**Job**: Lines that hold the word "Services" should be located and copied.

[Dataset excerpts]
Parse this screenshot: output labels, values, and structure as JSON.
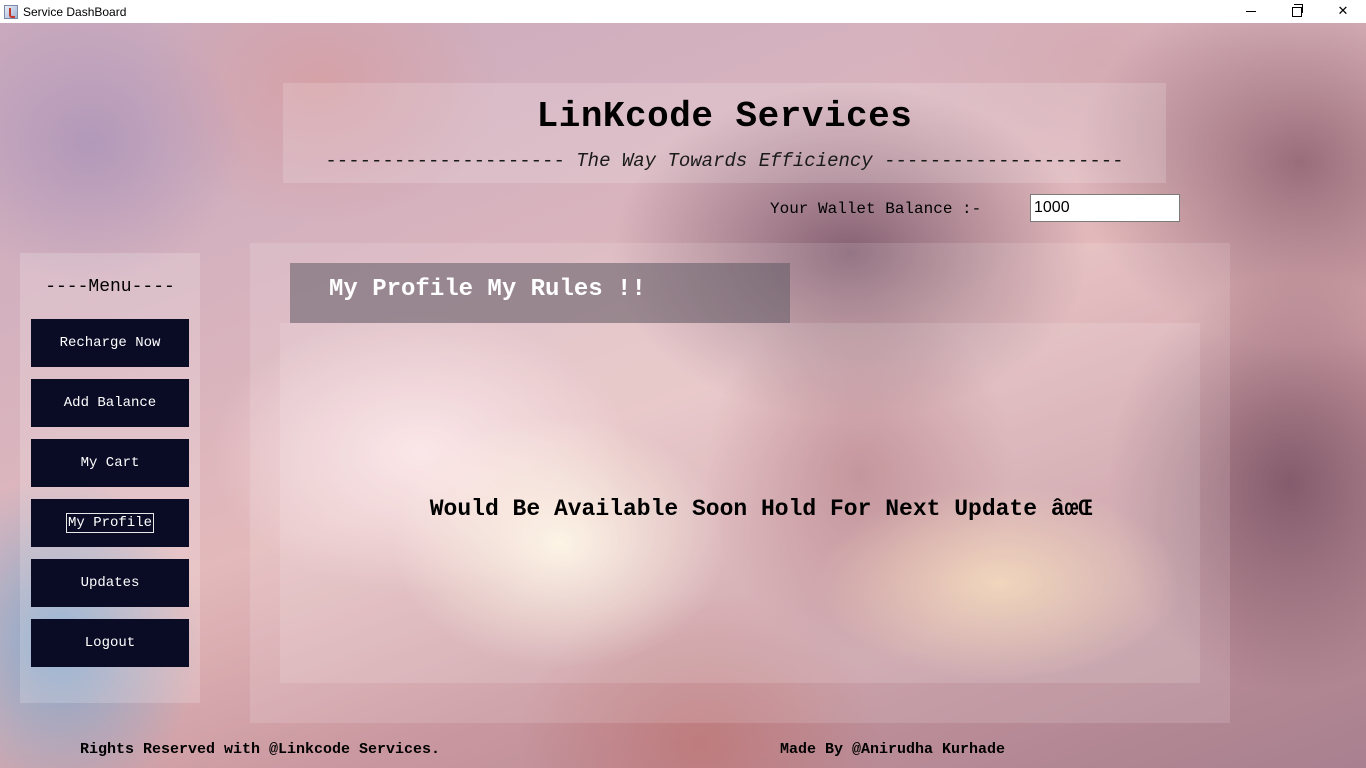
{
  "window": {
    "title": "Service DashBoard",
    "controls": {
      "minimize": "minimize",
      "restore": "restore",
      "close": "✕"
    }
  },
  "header": {
    "app_title": "LinKcode Services",
    "tagline_dashes_left": "---------------------",
    "tagline_text": "The Way Towards Efficiency",
    "tagline_dashes_right": "---------------------"
  },
  "wallet": {
    "label": "Your Wallet Balance :-",
    "value": "1000"
  },
  "menu": {
    "heading": "----Menu----",
    "items": [
      {
        "label": "Recharge Now"
      },
      {
        "label": "Add Balance"
      },
      {
        "label": "My Cart"
      },
      {
        "label": "My Profile"
      },
      {
        "label": "Updates"
      },
      {
        "label": "Logout"
      }
    ],
    "focused_item": "My Profile"
  },
  "main": {
    "section_heading": "My Profile My Rules !!",
    "notice": "Would Be Available Soon Hold For Next Update âœŒ"
  },
  "footer": {
    "rights": "Rights Reserved with @Linkcode Services.",
    "credit": "Made By @Anirudha Kurhade"
  }
}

**Expected output**:
    "app_title": "LinKcode Services",
    "rights": "Rights Reserved with @Linkcode Services.",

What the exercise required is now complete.